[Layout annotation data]
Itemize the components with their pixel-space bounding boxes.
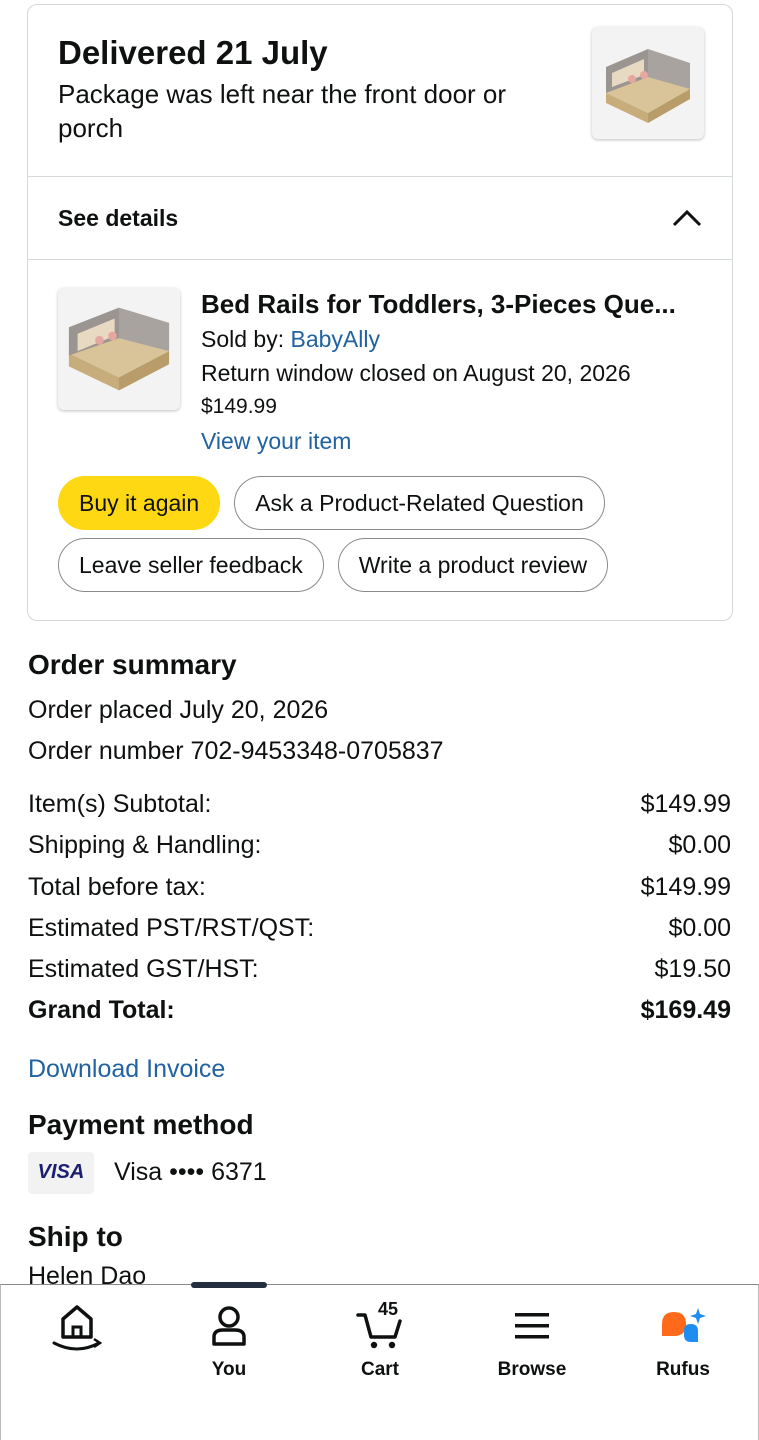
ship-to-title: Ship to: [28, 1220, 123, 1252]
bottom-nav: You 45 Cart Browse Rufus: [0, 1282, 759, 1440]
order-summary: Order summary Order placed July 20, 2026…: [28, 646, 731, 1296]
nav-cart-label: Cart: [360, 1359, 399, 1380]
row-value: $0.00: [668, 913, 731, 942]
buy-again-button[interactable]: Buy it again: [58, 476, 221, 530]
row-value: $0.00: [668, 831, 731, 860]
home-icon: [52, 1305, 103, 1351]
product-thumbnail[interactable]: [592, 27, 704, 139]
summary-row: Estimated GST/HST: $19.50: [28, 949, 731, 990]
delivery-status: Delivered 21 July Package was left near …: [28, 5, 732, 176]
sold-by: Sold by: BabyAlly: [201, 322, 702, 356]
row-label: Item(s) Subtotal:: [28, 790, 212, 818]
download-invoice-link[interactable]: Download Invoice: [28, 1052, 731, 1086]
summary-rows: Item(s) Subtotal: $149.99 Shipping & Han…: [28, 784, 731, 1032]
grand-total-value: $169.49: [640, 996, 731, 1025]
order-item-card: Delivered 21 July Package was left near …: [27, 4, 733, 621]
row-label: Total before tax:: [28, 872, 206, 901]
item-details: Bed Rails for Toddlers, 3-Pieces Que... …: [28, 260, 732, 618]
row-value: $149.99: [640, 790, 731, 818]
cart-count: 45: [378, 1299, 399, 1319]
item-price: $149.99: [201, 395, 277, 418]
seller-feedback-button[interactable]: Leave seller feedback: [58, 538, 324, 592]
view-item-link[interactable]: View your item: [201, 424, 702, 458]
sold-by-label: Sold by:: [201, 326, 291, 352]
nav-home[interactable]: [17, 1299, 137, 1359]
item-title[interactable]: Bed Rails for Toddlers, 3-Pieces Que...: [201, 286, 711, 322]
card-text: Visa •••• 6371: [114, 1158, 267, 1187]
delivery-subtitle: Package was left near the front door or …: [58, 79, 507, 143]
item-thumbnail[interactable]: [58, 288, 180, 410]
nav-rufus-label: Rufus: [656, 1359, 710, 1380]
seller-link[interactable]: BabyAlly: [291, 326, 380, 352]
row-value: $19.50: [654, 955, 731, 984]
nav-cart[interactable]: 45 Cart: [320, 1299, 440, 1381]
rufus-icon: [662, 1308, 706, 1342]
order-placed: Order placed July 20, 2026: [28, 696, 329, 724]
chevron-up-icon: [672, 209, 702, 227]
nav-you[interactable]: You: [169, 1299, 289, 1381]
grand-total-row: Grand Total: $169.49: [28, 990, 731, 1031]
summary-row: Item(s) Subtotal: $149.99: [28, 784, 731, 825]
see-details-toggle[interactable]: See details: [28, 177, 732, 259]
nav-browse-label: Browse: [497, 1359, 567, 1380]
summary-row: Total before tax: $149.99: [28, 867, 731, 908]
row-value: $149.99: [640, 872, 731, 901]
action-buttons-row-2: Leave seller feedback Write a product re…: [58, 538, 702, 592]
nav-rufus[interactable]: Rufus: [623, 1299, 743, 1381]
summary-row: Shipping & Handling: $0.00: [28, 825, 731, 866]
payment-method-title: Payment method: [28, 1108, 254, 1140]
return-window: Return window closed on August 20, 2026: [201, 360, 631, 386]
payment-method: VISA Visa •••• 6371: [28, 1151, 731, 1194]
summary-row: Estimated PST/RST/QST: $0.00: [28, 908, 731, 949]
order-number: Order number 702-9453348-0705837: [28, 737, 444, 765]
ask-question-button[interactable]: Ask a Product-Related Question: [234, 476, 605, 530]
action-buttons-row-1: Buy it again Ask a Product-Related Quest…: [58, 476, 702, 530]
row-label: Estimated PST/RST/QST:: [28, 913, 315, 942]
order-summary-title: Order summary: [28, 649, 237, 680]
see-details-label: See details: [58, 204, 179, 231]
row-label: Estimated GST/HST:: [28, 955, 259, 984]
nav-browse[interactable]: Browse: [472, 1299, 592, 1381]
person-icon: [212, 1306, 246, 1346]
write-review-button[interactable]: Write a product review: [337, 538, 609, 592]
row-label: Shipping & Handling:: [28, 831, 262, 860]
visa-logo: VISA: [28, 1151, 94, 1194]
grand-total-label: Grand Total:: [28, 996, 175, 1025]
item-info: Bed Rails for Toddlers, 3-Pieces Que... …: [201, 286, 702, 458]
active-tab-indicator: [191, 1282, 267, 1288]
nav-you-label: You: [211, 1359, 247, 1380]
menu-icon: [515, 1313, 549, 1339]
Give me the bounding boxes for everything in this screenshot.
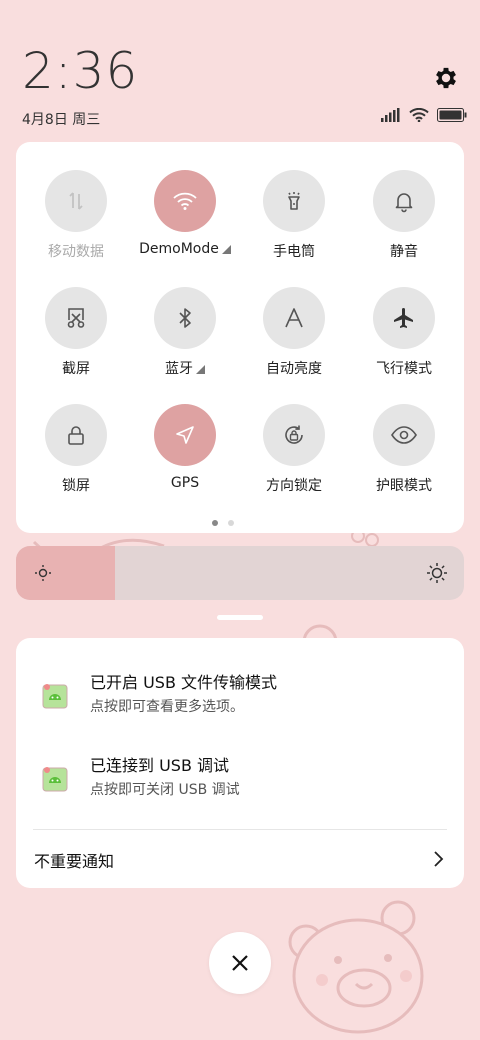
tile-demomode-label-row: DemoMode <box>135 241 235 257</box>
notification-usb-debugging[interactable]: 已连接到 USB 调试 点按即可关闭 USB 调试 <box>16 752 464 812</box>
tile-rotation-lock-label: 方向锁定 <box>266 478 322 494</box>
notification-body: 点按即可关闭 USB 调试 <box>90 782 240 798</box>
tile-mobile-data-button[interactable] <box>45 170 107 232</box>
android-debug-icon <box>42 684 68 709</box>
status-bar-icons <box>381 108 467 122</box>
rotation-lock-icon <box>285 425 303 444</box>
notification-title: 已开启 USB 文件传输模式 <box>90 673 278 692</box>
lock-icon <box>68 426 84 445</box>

**WHAT TO WORK ON**
In the items, rename "tile" to "panel" in every line from the one containing "tile-demomode-label-row: DemoMode <box>135" through the end of the items. Leave everything else unchanged.

**WORKED ANSWER**
panel-demomode-label-row: DemoMode <box>135 241 235 257</box>
notification-usb-debugging[interactable]: 已连接到 USB 调试 点按即可关闭 USB 调试 <box>16 752 464 812</box>
panel-rotation-lock-label: 方向锁定 <box>266 478 322 494</box>
notification-body: 点按即可关闭 USB 调试 <box>90 782 240 798</box>
panel-mobile-data-button[interactable] <box>45 170 107 232</box>
android-debug-icon <box>42 684 68 709</box>
status-bar-icons <box>381 108 467 122</box>
rotation-lock-icon <box>285 425 303 444</box>
notification-title: 已开启 USB 文件传输模式 <box>90 673 278 692</box>
lock-icon <box>68 426 84 445</box>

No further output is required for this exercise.